— BEGIN —

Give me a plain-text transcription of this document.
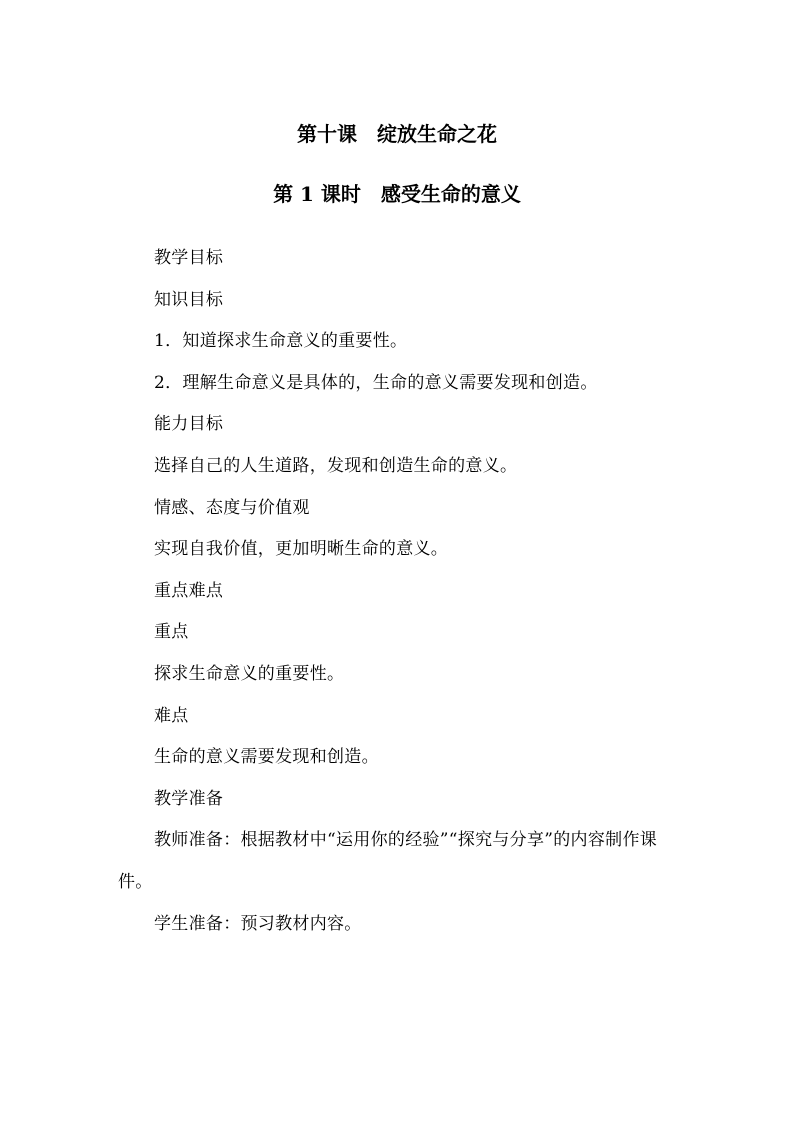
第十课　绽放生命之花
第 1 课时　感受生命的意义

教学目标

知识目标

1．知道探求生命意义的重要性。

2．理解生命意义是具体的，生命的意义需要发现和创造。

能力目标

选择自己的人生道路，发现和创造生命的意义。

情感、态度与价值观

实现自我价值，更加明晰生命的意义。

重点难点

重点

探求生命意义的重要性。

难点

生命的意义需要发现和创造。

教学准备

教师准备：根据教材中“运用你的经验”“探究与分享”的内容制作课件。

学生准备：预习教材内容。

— END —

The material above must be printed exactly, with its pictures left out.

Give me a plain-text transcription of this document.
第十课　绽放生命之花
第 1 课时　感受生命的意义

教学目标

知识目标

1．知道探求生命意义的重要性。

2．理解生命意义是具体的，生命的意义需要发现和创造。

能力目标

选择自己的人生道路，发现和创造生命的意义。

情感、态度与价值观

实现自我价值，更加明晰生命的意义。

重点难点

重点

探求生命意义的重要性。

难点

生命的意义需要发现和创造。

教学准备

教师准备：根据教材中“运用你的经验”“探究与分享”的内容制作课件。

学生准备：预习教材内容。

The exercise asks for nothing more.